* **WHAT TO PRODUCE**
Reproduce the listing verbatim.

* **DATASET ENTRIES**
::::::::

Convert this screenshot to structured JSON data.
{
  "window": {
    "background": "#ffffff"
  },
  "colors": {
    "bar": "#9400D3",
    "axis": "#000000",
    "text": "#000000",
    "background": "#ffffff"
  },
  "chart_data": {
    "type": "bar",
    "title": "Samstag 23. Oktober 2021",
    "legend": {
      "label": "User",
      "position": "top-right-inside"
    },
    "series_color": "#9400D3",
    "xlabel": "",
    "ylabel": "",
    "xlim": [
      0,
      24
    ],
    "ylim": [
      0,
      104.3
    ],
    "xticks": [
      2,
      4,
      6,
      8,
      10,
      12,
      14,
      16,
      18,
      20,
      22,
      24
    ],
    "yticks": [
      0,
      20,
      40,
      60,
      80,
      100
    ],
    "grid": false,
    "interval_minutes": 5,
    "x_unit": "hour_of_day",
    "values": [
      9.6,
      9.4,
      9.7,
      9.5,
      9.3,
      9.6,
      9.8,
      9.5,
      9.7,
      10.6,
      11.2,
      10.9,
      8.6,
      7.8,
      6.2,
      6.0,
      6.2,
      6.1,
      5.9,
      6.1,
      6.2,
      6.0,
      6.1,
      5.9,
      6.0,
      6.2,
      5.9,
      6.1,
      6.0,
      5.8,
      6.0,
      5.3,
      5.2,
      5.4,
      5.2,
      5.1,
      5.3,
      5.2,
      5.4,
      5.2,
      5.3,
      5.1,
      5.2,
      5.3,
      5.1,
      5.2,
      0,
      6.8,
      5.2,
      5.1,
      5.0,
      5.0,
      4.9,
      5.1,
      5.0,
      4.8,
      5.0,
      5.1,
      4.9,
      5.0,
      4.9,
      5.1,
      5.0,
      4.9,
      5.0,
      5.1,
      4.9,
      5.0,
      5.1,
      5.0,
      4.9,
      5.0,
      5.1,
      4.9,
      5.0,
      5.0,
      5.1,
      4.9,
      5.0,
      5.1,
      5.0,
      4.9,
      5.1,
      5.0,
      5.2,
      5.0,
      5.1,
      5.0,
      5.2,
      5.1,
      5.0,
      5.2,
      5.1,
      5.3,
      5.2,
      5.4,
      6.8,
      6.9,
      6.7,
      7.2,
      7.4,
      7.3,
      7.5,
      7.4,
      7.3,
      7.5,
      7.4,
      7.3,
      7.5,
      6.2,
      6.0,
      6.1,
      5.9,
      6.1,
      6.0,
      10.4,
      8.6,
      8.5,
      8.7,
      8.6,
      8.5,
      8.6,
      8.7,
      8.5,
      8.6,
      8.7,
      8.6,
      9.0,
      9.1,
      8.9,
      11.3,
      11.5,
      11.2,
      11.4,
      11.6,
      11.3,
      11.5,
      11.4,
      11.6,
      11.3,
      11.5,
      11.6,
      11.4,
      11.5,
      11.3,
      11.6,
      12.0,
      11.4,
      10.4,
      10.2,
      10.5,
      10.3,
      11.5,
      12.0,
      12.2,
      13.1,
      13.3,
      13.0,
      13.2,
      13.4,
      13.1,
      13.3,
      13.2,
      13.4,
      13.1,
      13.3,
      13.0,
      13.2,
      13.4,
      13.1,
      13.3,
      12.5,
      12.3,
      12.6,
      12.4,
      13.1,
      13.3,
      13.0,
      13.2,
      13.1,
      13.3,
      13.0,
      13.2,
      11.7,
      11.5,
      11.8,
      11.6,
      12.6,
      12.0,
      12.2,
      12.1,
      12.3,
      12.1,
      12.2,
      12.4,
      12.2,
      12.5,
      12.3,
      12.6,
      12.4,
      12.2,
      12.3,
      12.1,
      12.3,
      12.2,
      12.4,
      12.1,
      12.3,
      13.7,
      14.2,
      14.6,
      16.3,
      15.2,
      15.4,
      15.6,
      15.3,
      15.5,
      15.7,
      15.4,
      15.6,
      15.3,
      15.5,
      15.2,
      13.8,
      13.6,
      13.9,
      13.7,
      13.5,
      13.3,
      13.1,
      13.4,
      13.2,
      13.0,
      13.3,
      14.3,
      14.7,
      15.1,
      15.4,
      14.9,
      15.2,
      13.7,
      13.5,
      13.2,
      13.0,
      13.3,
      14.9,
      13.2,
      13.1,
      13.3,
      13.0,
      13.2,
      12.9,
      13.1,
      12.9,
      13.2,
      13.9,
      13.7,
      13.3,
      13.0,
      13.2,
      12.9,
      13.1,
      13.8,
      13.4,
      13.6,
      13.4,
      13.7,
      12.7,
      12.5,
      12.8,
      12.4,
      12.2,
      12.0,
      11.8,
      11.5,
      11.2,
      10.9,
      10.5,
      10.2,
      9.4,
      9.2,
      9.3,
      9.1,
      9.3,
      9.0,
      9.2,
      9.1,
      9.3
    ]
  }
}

::::::::

* **EXERCISE RESPONSE**
Convert this screenshot to structured JSON data.
{
  "window": {
    "background": "#ffffff"
  },
  "colors": {
    "bar": "#9400D3",
    "axis": "#000000",
    "text": "#000000",
    "background": "#ffffff"
  },
  "chart_data": {
    "type": "bar",
    "title": "Samstag 23. Oktober 2021",
    "legend": {
      "label": "User",
      "position": "top-right-inside"
    },
    "series_color": "#9400D3",
    "xlabel": "",
    "ylabel": "",
    "xlim": [
      0,
      24
    ],
    "ylim": [
      0,
      104.3
    ],
    "xticks": [
      2,
      4,
      6,
      8,
      10,
      12,
      14,
      16,
      18,
      20,
      22,
      24
    ],
    "yticks": [
      0,
      20,
      40,
      60,
      80,
      100
    ],
    "grid": false,
    "interval_minutes": 5,
    "x_unit": "hour_of_day",
    "values": [
      9.6,
      9.4,
      9.7,
      9.5,
      9.3,
      9.6,
      9.8,
      9.5,
      9.7,
      10.6,
      11.2,
      10.9,
      8.6,
      7.8,
      6.2,
      6.0,
      6.2,
      6.1,
      5.9,
      6.1,
      6.2,
      6.0,
      6.1,
      5.9,
      6.0,
      6.2,
      5.9,
      6.1,
      6.0,
      5.8,
      6.0,
      5.3,
      5.2,
      5.4,
      5.2,
      5.1,
      5.3,
      5.2,
      5.4,
      5.2,
      5.3,
      5.1,
      5.2,
      5.3,
      5.1,
      5.2,
      0,
      6.8,
      5.2,
      5.1,
      5.0,
      5.0,
      4.9,
      5.1,
      5.0,
      4.8,
      5.0,
      5.1,
      4.9,
      5.0,
      4.9,
      5.1,
      5.0,
      4.9,
      5.0,
      5.1,
      4.9,
      5.0,
      5.1,
      5.0,
      4.9,
      5.0,
      5.1,
      4.9,
      5.0,
      5.0,
      5.1,
      4.9,
      5.0,
      5.1,
      5.0,
      4.9,
      5.1,
      5.0,
      5.2,
      5.0,
      5.1,
      5.0,
      5.2,
      5.1,
      5.0,
      5.2,
      5.1,
      5.3,
      5.2,
      5.4,
      6.8,
      6.9,
      6.7,
      7.2,
      7.4,
      7.3,
      7.5,
      7.4,
      7.3,
      7.5,
      7.4,
      7.3,
      7.5,
      6.2,
      6.0,
      6.1,
      5.9,
      6.1,
      6.0,
      10.4,
      8.6,
      8.5,
      8.7,
      8.6,
      8.5,
      8.6,
      8.7,
      8.5,
      8.6,
      8.7,
      8.6,
      9.0,
      9.1,
      8.9,
      11.3,
      11.5,
      11.2,
      11.4,
      11.6,
      11.3,
      11.5,
      11.4,
      11.6,
      11.3,
      11.5,
      11.6,
      11.4,
      11.5,
      11.3,
      11.6,
      12.0,
      11.4,
      10.4,
      10.2,
      10.5,
      10.3,
      11.5,
      12.0,
      12.2,
      13.1,
      13.3,
      13.0,
      13.2,
      13.4,
      13.1,
      13.3,
      13.2,
      13.4,
      13.1,
      13.3,
      13.0,
      13.2,
      13.4,
      13.1,
      13.3,
      12.5,
      12.3,
      12.6,
      12.4,
      13.1,
      13.3,
      13.0,
      13.2,
      13.1,
      13.3,
      13.0,
      13.2,
      11.7,
      11.5,
      11.8,
      11.6,
      12.6,
      12.0,
      12.2,
      12.1,
      12.3,
      12.1,
      12.2,
      12.4,
      12.2,
      12.5,
      12.3,
      12.6,
      12.4,
      12.2,
      12.3,
      12.1,
      12.3,
      12.2,
      12.4,
      12.1,
      12.3,
      13.7,
      14.2,
      14.6,
      16.3,
      15.2,
      15.4,
      15.6,
      15.3,
      15.5,
      15.7,
      15.4,
      15.6,
      15.3,
      15.5,
      15.2,
      13.8,
      13.6,
      13.9,
      13.7,
      13.5,
      13.3,
      13.1,
      13.4,
      13.2,
      13.0,
      13.3,
      14.3,
      14.7,
      15.1,
      15.4,
      14.9,
      15.2,
      13.7,
      13.5,
      13.2,
      13.0,
      13.3,
      14.9,
      13.2,
      13.1,
      13.3,
      13.0,
      13.2,
      12.9,
      13.1,
      12.9,
      13.2,
      13.9,
      13.7,
      13.3,
      13.0,
      13.2,
      12.9,
      13.1,
      13.8,
      13.4,
      13.6,
      13.4,
      13.7,
      12.7,
      12.5,
      12.8,
      12.4,
      12.2,
      12.0,
      11.8,
      11.5,
      11.2,
      10.9,
      10.5,
      10.2,
      9.4,
      9.2,
      9.3,
      9.1,
      9.3,
      9.0,
      9.2,
      9.1,
      9.3
    ]
  }
}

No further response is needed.